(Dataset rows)
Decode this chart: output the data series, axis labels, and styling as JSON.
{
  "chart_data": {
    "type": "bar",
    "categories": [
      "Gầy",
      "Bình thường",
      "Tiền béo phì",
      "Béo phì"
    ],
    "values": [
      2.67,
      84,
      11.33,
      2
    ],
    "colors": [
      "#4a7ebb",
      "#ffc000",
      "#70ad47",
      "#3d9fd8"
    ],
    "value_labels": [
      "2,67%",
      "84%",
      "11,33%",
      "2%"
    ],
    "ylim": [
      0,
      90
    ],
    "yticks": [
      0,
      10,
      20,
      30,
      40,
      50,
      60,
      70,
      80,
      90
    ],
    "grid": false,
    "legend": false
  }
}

---

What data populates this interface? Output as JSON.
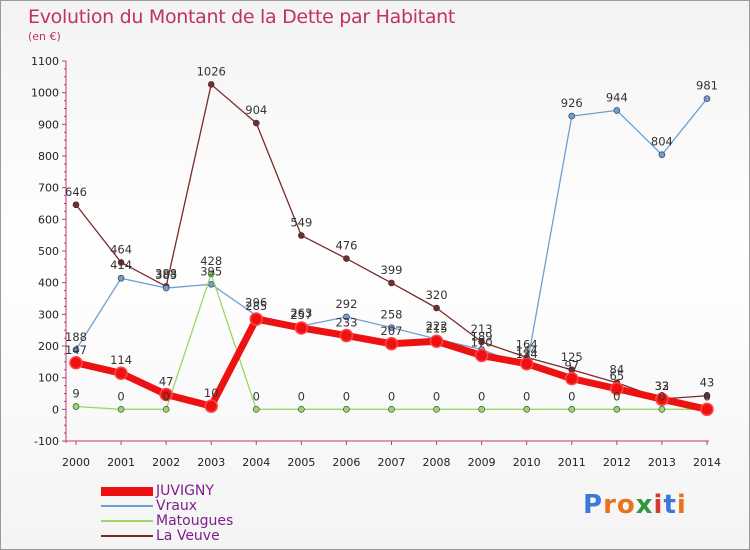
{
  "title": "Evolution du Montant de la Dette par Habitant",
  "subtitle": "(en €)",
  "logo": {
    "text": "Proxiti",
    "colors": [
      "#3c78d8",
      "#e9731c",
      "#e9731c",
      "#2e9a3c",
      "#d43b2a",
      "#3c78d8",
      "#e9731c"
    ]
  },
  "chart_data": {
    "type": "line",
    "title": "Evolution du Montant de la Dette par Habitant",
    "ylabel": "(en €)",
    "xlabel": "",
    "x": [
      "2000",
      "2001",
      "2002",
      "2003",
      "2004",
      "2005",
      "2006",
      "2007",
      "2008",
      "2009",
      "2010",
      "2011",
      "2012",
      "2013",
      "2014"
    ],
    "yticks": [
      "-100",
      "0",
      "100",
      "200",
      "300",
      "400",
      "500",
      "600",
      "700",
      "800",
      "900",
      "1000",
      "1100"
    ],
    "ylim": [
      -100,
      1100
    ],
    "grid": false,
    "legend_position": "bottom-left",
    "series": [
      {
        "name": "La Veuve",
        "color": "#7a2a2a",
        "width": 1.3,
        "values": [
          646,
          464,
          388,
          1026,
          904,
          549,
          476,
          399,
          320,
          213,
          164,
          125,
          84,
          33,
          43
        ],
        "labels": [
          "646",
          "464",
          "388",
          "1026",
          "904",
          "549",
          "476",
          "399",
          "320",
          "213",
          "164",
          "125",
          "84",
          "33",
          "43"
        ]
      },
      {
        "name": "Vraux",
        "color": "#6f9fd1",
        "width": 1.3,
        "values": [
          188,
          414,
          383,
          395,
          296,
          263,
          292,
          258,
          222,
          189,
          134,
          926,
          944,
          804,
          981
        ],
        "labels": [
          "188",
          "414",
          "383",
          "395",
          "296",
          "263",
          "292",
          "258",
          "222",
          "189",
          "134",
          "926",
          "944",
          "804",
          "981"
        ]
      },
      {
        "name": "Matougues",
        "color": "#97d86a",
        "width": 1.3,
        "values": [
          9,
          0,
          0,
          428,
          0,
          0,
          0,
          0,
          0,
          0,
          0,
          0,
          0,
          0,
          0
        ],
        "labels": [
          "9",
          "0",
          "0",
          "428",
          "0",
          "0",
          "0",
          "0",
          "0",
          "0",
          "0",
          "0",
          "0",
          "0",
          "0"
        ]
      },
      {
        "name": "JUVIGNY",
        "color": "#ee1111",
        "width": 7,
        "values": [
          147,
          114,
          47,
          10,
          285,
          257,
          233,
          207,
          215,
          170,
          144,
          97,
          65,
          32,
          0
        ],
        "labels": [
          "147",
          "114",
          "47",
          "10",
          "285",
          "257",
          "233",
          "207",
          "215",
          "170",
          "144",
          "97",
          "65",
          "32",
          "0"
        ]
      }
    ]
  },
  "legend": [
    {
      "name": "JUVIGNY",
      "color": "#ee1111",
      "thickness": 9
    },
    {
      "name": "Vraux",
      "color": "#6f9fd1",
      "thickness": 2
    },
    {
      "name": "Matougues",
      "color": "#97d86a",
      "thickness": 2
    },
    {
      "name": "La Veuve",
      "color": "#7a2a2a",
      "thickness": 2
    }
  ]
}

**WORK TO COMPLETE:** Examine the records and pull out every line where the string "Habitant" occurs.

**EXERCISE RESULT:**
  "title": "Evolution du Montant de la Dette par Habitant",
    "title": "Evolution du Montant de la Dette par Habitant",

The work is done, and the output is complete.